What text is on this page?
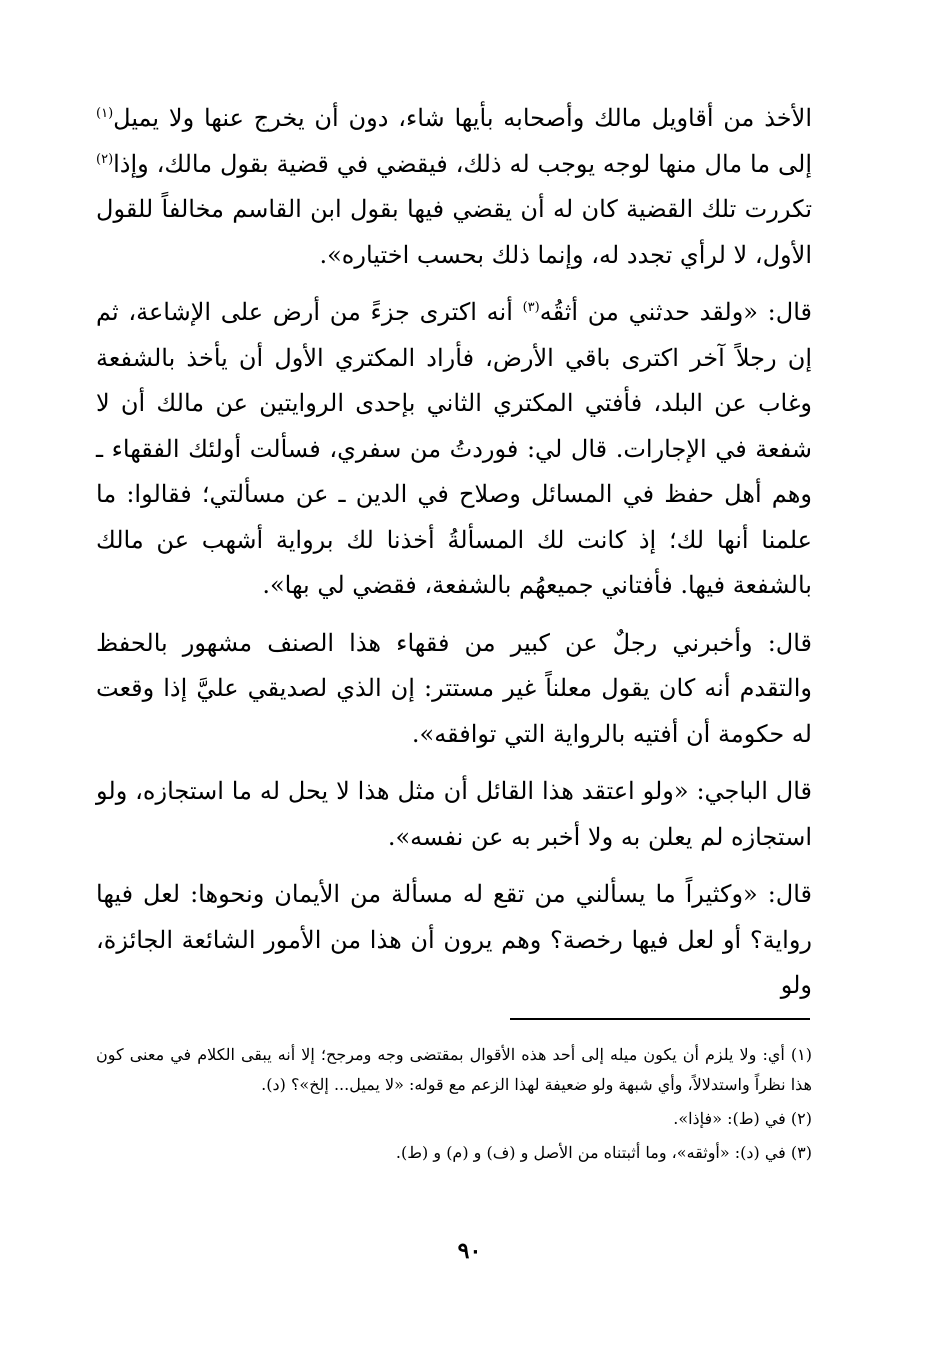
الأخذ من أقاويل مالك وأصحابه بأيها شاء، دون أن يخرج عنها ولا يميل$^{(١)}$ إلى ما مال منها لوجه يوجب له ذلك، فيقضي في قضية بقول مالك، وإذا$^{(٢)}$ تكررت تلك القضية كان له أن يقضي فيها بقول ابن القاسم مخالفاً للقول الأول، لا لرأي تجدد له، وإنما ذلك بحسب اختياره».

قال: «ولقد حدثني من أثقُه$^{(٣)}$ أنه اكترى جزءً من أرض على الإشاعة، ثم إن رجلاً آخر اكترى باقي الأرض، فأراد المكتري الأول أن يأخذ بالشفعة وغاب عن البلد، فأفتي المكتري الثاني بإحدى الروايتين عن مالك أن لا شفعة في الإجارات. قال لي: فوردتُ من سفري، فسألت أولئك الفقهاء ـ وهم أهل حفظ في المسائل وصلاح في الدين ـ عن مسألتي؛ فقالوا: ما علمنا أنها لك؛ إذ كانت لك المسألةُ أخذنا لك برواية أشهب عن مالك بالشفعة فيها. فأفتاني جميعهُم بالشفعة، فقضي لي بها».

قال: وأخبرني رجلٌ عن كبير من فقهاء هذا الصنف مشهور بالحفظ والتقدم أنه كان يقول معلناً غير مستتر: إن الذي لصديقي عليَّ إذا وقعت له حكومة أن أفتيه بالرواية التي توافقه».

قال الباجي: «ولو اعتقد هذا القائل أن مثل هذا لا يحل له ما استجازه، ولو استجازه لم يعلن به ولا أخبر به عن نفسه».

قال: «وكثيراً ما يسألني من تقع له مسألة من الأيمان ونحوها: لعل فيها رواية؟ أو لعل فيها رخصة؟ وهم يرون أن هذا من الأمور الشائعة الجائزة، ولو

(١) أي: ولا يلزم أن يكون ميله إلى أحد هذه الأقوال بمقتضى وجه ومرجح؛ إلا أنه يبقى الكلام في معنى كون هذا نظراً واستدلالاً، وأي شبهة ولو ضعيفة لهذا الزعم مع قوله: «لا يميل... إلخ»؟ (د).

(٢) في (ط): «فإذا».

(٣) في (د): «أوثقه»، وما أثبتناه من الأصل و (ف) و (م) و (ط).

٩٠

# # # # #

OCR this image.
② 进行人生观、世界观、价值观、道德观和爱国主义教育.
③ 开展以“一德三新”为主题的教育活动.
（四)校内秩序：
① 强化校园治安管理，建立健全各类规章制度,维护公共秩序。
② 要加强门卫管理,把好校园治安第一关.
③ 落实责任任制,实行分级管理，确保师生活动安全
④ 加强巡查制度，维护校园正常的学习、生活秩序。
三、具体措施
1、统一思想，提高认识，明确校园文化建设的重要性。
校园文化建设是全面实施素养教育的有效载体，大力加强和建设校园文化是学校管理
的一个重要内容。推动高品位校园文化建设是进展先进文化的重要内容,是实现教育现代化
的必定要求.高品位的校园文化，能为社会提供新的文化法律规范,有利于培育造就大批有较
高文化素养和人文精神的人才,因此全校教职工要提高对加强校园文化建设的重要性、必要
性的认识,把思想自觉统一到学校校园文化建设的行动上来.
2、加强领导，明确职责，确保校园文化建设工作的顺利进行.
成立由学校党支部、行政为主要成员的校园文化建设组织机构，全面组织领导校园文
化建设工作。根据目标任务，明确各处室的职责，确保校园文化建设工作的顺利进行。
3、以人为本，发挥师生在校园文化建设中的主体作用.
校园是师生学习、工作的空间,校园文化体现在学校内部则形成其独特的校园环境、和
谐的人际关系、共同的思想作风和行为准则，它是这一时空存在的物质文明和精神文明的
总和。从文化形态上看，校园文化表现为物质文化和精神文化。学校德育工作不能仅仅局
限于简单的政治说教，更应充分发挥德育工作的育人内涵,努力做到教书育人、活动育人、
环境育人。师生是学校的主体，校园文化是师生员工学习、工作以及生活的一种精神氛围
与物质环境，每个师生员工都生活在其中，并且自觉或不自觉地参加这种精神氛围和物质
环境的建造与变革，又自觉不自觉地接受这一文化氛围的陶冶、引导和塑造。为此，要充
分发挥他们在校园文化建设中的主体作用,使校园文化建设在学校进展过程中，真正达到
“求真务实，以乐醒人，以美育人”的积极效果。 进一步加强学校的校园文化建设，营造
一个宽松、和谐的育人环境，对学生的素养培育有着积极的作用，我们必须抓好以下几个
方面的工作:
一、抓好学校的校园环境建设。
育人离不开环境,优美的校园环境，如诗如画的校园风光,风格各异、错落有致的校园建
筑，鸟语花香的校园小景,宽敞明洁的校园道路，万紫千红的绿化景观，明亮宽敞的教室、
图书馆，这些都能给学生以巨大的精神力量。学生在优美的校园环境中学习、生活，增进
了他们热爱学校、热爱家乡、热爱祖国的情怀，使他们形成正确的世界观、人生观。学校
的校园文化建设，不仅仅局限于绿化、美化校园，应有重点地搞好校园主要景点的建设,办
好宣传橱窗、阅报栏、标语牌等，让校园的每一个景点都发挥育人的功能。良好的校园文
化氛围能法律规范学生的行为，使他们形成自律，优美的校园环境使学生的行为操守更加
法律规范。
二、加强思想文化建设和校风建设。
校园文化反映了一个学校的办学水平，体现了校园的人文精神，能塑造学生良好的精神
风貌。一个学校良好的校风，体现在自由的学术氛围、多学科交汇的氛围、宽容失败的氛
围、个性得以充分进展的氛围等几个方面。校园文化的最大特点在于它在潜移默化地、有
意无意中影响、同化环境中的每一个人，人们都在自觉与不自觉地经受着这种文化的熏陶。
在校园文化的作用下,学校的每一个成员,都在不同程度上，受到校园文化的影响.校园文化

# # # # #

Task goal: Where a line holds "this", copy it out.

Exercise response:
What text is on this page?
OCR this image.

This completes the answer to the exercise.